Dataset records:
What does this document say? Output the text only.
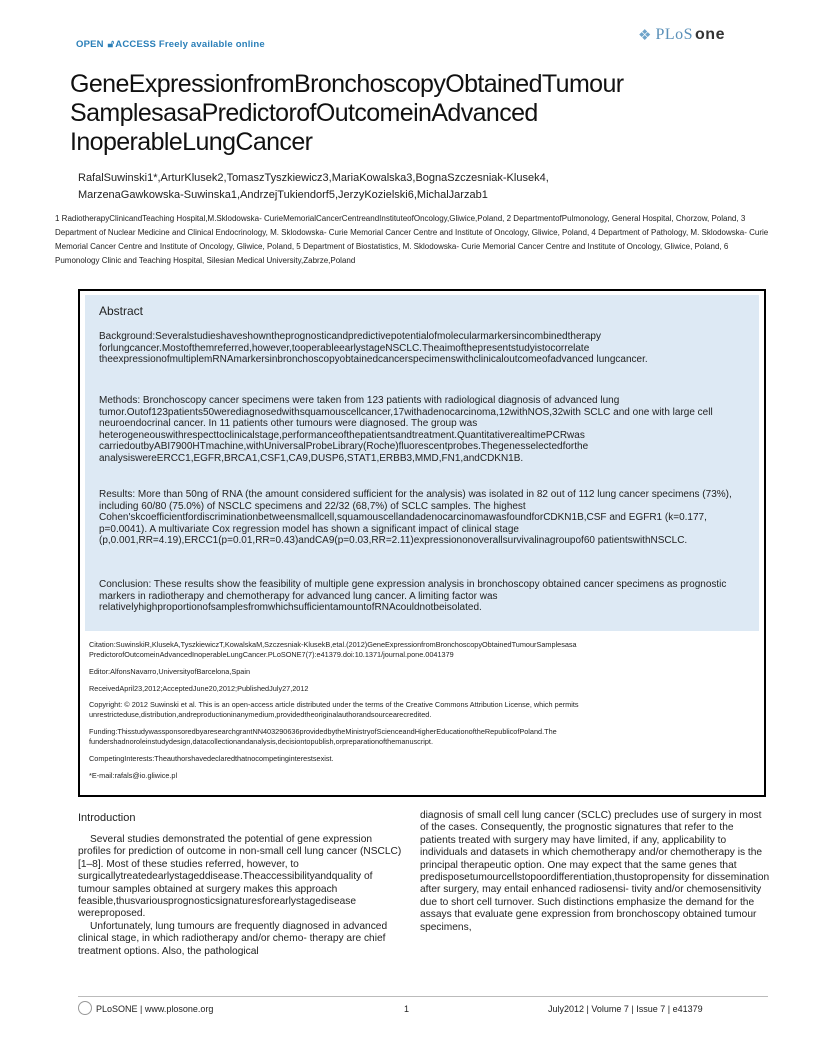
OPEN 🔓︎ACCESS Freely available online
❖ PLoS one
GeneExpressionfromBronchoscopyObtainedTumour
SamplesasaPredictorofOutcomeinAdvanced
InoperableLungCancer
RafalSuwinski1*,ArturKlusek2,TomaszTyszkiewicz3,MariaKowalska3,BognaSzczesniak-Klusek4,
MarzenaGawkowska-Suwinska1,AndrzejTukiendorf5,JerzyKozielski6,MichalJarzab1
1 RadiotherapyClinicandTeaching Hospital,M.Sklodowska- CurieMemorialCancerCentreandInstituteofOncology,Gliwice,Poland, 2 DepartmentofPulmonology, General Hospital, Chorzow, Poland, 3 Department of Nuclear Medicine and Clinical Endocrinology, M. Sklodowska- Curie Memorial Cancer Centre and Institute of Oncology, Gliwice, Poland, 4 Department of Pathology, M. Sklodowska- Curie Memorial Cancer Centre and Institute of Oncology, Gliwice, Poland, 5 Department of Biostatistics, M. Sklodowska- Curie Memorial Cancer Centre and Institute of Oncology, Gliwice, Poland, 6 Pumonology Clinic and Teaching Hospital, Silesian Medical University,Zabrze,Poland
Abstract
Background:Severalstudieshaveshowntheprognosticandpredictivepotentialofmolecularmarkersincombinedtherapy forlungcancer.Mostofthemreferred,however,tooperableearlystageNSCLC.Theaimofthepresentstudyistocorrelate theexpressionofmultiplemRNAmarkersinbronchoscopyobtainedcancerspecimenswithclinicaloutcomeofadvanced lungcancer.
Methods: Bronchoscopy cancer specimens were taken from 123 patients with radiological diagnosis of advanced lung tumor.Outof123patients50werediagnosedwithsquamouscellcancer,17withadenocarcinoma,12withNOS,32with SCLC and one with large cell neuroendocrinal cancer. In 11 patients other tumours were diagnosed. The group was heterogeneouswithrespecttoclinicalstage,performanceofthepatientsandtreatment.QuantitativerealtimePCRwas carriedoutbyABI7900HTmachine,withUniversalProbeLibrary(Roche)fluorescentprobes.Thegenesselectedforthe analysiswereERCC1,EGFR,BRCA1,CSF1,CA9,DUSP6,STAT1,ERBB3,MMD,FN1,andCDKN1B.
Results: More than 50ng of RNA (the amount considered sufficient for the analysis) was isolated in 82 out of 112 lung cancer specimens (73%), including 60/80 (75.0%) of NSCLC specimens and 22/32 (68,7%) of SCLC samples. The highest Cohen'skcoefficientfordiscriminationbetweensmallcell,squamouscellandadenocarcinomawasfoundforCDKN1B,CSF and EGFR1 (k=0.177, p=0.0041). A multivariate Cox regression model has shown a significant impact of clinical stage (p,0.001,RR=4.19),ERCC1(p=0.01,RR=0.43)andCA9(p=0.03,RR=2.11)expressiononoverallsurvivalinagroupof60 patientswithNSCLC.
Conclusion: These results show the feasibility of multiple gene expression analysis in bronchoscopy obtained cancer specimens as prognostic markers in radiotherapy and chemotherapy for advanced lung cancer. A limiting factor was relativelyhighproportionofsamplesfromwhichsufficientamountofRNAcouldnotbeisolated.
Citation:SuwinskiR,KlusekA,TyszkiewiczT,KowalskaM,Szczesniak-KlusekB,etal.(2012)GeneExpressionfromBronchoscopyObtainedTumourSamplesasa PredictorofOutcomeinAdvancedInoperableLungCancer.PLoSONE7(7):e41379.doi:10.1371/journal.pone.0041379
Editor:AlfonsNavarro,UniversityofBarcelona,Spain
ReceivedApril23,2012;AcceptedJune20,2012;PublishedJuly27,2012
Copyright: © 2012 Suwinski et al. This is an open-access article distributed under the terms of the Creative Commons Attribution License, which permits unrestricteduse,distribution,andreproductioninanymedium,providedtheoriginalauthorandsourcearecredited.
Funding:ThisstudywassponsoredbyaresearchgrantNN403290636providedbytheMinistryofScienceandHigherEducationoftheRepublicofPoland.The fundershadnoroleinstudydesign,datacollectionandanalysis,decisiontopublish,orpreparationofthemanuscript.
CompetingInterests:Theauthorshavedeclaredthatnocompetinginterestsexist.
*E-mail:rafals@io.gliwice.pl
Introduction

Several studies demonstrated the potential of gene expression profiles for prediction of outcome in non-small cell lung cancer (NSCLC) [1–8]. Most of these studies referred, however, to surgicallytreatedearlystageddisease.Theaccessibilityandquality of tumour samples obtained at surgery makes this approach feasible,thusvariousprognosticsignaturesforearlystagedisease wereproposed.

Unfortunately, lung tumours are frequently diagnosed in advanced clinical stage, in which radiotherapy and/or chemo- therapy are chief treatment options. Also, the pathological

diagnosis of small cell lung cancer (SCLC) precludes use of surgery in most of the cases. Consequently, the prognostic signatures that refer to the patients treated with surgery may have limited, if any, applicability to individuals and datasets in which chemotherapy and/or chemotherapy is the principal therapeutic option. One may expect that the same genes that predisposetumourcellstopoordifferentiation,thustopropensity for dissemination after surgery, may entail enhanced radiosensi- tivity and/or chemosensitivity due to short cell turnover. Such distinctions emphasize the demand for the assays that evaluate gene expression from bronchoscopy obtained tumour specimens,

PLoSONE | www.plosone.org	1	July2012 | Volume 7 | Issue 7 | e41379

Exercise prompt: The answer should be a single number: how many lines of the entries hold "however".

Written solution: 2